Brief: Take the listing and print it in full, exactly as given.

─── Dataset content ───

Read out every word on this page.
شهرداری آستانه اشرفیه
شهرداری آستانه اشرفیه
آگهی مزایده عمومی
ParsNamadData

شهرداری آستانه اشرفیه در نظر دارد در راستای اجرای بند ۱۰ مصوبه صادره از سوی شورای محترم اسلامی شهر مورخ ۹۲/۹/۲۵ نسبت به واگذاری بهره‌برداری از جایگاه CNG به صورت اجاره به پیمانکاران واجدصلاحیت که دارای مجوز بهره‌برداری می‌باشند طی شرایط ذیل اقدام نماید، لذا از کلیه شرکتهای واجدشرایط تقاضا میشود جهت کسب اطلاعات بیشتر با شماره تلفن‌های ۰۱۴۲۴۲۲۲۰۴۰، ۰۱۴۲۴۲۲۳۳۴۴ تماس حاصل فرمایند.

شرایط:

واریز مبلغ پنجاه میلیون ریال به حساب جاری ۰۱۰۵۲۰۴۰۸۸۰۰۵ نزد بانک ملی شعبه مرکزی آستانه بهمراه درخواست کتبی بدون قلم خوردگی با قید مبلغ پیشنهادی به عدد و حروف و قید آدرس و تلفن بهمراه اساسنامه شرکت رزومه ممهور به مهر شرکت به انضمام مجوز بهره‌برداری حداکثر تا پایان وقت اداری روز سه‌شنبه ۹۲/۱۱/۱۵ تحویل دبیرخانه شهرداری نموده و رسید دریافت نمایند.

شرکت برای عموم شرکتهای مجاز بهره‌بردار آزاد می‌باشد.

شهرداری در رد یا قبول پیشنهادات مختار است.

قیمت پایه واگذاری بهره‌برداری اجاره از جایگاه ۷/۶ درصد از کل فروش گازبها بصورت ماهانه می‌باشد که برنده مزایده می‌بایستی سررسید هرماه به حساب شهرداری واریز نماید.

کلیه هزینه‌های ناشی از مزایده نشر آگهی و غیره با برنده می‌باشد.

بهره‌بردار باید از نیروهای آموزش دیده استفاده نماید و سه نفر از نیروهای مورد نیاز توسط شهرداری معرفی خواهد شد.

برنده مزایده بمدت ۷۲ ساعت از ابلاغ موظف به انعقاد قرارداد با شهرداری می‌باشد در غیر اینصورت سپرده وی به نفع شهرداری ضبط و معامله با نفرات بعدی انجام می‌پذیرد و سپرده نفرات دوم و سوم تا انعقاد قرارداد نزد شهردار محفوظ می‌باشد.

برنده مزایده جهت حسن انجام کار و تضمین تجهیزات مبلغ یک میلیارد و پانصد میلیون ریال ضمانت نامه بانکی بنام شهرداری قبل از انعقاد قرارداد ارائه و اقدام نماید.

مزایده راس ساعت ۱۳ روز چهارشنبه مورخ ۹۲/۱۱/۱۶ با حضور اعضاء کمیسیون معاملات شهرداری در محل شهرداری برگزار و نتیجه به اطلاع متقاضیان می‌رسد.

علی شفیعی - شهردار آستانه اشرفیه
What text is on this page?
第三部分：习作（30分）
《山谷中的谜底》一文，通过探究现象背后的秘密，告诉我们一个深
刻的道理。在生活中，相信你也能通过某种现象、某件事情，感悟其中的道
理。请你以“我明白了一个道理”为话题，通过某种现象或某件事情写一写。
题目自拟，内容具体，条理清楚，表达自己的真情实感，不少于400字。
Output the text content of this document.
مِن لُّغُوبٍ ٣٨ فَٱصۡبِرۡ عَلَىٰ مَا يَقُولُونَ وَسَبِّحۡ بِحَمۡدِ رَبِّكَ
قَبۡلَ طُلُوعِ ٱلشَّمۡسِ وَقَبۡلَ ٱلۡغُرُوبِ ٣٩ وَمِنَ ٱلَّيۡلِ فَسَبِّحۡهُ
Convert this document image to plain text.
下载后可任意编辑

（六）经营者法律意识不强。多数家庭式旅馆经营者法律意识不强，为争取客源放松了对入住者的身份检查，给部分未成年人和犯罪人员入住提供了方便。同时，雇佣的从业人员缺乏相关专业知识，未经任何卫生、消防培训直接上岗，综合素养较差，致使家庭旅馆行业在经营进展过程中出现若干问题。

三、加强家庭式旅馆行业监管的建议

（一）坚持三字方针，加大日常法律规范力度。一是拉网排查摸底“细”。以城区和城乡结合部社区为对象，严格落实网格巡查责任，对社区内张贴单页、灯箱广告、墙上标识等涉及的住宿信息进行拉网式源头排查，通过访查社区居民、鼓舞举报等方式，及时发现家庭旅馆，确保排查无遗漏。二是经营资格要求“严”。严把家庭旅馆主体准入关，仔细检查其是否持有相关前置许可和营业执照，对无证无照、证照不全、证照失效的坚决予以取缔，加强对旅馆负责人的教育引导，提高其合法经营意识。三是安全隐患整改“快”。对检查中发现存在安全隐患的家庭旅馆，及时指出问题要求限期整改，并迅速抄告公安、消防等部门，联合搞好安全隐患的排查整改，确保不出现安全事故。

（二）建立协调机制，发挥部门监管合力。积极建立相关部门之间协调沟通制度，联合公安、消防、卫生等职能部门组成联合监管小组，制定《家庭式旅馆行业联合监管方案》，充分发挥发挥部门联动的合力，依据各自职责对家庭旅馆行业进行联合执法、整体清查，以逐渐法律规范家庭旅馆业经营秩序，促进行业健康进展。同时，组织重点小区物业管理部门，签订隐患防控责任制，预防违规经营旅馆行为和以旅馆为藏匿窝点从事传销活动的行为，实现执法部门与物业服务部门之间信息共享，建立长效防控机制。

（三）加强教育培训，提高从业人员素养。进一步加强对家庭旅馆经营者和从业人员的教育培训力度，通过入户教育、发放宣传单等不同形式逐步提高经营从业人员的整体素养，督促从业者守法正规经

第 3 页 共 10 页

───

Written answer:
Read out every word on this page.
شهرداری آستانه اشرفیه
شهرداری آستانه اشرفیه
آگهی مزایده عمومی
ParsNamadData

شهرداری آستانه اشرفیه در نظر دارد در راستای اجرای بند ۱۰ مصوبه صادره از سوی شورای محترم اسلامی شهر مورخ ۹۲/۹/۲۵ نسبت به واگذاری بهره‌برداری از جایگاه CNG به صورت اجاره به پیمانکاران واجدصلاحیت که دارای مجوز بهره‌برداری می‌باشند طی شرایط ذیل اقدام نماید، لذا از کلیه شرکتهای واجدشرایط تقاضا میشود جهت کسب اطلاعات بیشتر با شماره تلفن‌های ۰۱۴۲۴۲۲۲۰۴۰، ۰۱۴۲۴۲۲۳۳۴۴ تماس حاصل فرمایند.

شرایط:

واریز مبلغ پنجاه میلیون ریال به حساب جاری ۰۱۰۵۲۰۴۰۸۸۰۰۵ نزد بانک ملی شعبه مرکزی آستانه بهمراه درخواست کتبی بدون قلم خوردگی با قید مبلغ پیشنهادی به عدد و حروف و قید آدرس و تلفن بهمراه اساسنامه شرکت رزومه ممهور به مهر شرکت به انضمام مجوز بهره‌برداری حداکثر تا پایان وقت اداری روز سه‌شنبه ۹۲/۱۱/۱۵ تحویل دبیرخانه شهرداری نموده و رسید دریافت نمایند.

شرکت برای عموم شرکتهای مجاز بهره‌بردار آزاد می‌باشد.

شهرداری در رد یا قبول پیشنهادات مختار است.

قیمت پایه واگذاری بهره‌برداری اجاره از جایگاه ۷/۶ درصد از کل فروش گازبها بصورت ماهانه می‌باشد که برنده مزایده می‌بایستی سررسید هرماه به حساب شهرداری واریز نماید.

کلیه هزینه‌های ناشی از مزایده نشر آگهی و غیره با برنده می‌باشد.

بهره‌بردار باید از نیروهای آموزش دیده استفاده نماید و سه نفر از نیروهای مورد نیاز توسط شهرداری معرفی خواهد شد.

برنده مزایده بمدت ۷۲ ساعت از ابلاغ موظف به انعقاد قرارداد با شهرداری می‌باشد در غیر اینصورت سپرده وی به نفع شهرداری ضبط و معامله با نفرات بعدی انجام می‌پذیرد و سپرده نفرات دوم و سوم تا انعقاد قرارداد نزد شهردار محفوظ می‌باشد.

برنده مزایده جهت حسن انجام کار و تضمین تجهیزات مبلغ یک میلیارد و پانصد میلیون ریال ضمانت نامه بانکی بنام شهرداری قبل از انعقاد قرارداد ارائه و اقدام نماید.

مزایده راس ساعت ۱۳ روز چهارشنبه مورخ ۹۲/۱۱/۱۶ با حضور اعضاء کمیسیون معاملات شهرداری در محل شهرداری برگزار و نتیجه به اطلاع متقاضیان می‌رسد.

علی شفیعی - شهردار آستانه اشرفیه
What text is on this page?
第三部分：习作（30分）
《山谷中的谜底》一文，通过探究现象背后的秘密，告诉我们一个深
刻的道理。在生活中，相信你也能通过某种现象、某件事情，感悟其中的道
理。请你以“我明白了一个道理”为话题，通过某种现象或某件事情写一写。
题目自拟，内容具体，条理清楚，表达自己的真情实感，不少于400字。
Output the text content of this document.
مِن لُّغُوبٍ ٣٨ فَٱصۡبِرۡ عَلَىٰ مَا يَقُولُونَ وَسَبِّحۡ بِحَمۡدِ رَبِّكَ
قَبۡلَ طُلُوعِ ٱلشَّمۡسِ وَقَبۡلَ ٱلۡغُرُوبِ ٣٩ وَمِنَ ٱلَّيۡلِ فَسَبِّحۡهُ
Convert this document image to plain text.
下载后可任意编辑

（六）经营者法律意识不强。多数家庭式旅馆经营者法律意识不强，为争取客源放松了对入住者的身份检查，给部分未成年人和犯罪人员入住提供了方便。同时，雇佣的从业人员缺乏相关专业知识，未经任何卫生、消防培训直接上岗，综合素养较差，致使家庭旅馆行业在经营进展过程中出现若干问题。

三、加强家庭式旅馆行业监管的建议

（一）坚持三字方针，加大日常法律规范力度。一是拉网排查摸底“细”。以城区和城乡结合部社区为对象，严格落实网格巡查责任，对社区内张贴单页、灯箱广告、墙上标识等涉及的住宿信息进行拉网式源头排查，通过访查社区居民、鼓舞举报等方式，及时发现家庭旅馆，确保排查无遗漏。二是经营资格要求“严”。严把家庭旅馆主体准入关，仔细检查其是否持有相关前置许可和营业执照，对无证无照、证照不全、证照失效的坚决予以取缔，加强对旅馆负责人的教育引导，提高其合法经营意识。三是安全隐患整改“快”。对检查中发现存在安全隐患的家庭旅馆，及时指出问题要求限期整改，并迅速抄告公安、消防等部门，联合搞好安全隐患的排查整改，确保不出现安全事故。

（二）建立协调机制，发挥部门监管合力。积极建立相关部门之间协调沟通制度，联合公安、消防、卫生等职能部门组成联合监管小组，制定《家庭式旅馆行业联合监管方案》，充分发挥发挥部门联动的合力，依据各自职责对家庭旅馆行业进行联合执法、整体清查，以逐渐法律规范家庭旅馆业经营秩序，促进行业健康进展。同时，组织重点小区物业管理部门，签订隐患防控责任制，预防违规经营旅馆行为和以旅馆为藏匿窝点从事传销活动的行为，实现执法部门与物业服务部门之间信息共享，建立长效防控机制。

（三）加强教育培训，提高从业人员素养。进一步加强对家庭旅馆经营者和从业人员的教育培训力度，通过入户教育、发放宣传单等不同形式逐步提高经营从业人员的整体素养，督促从业者守法正规经

第 3 页 共 10 页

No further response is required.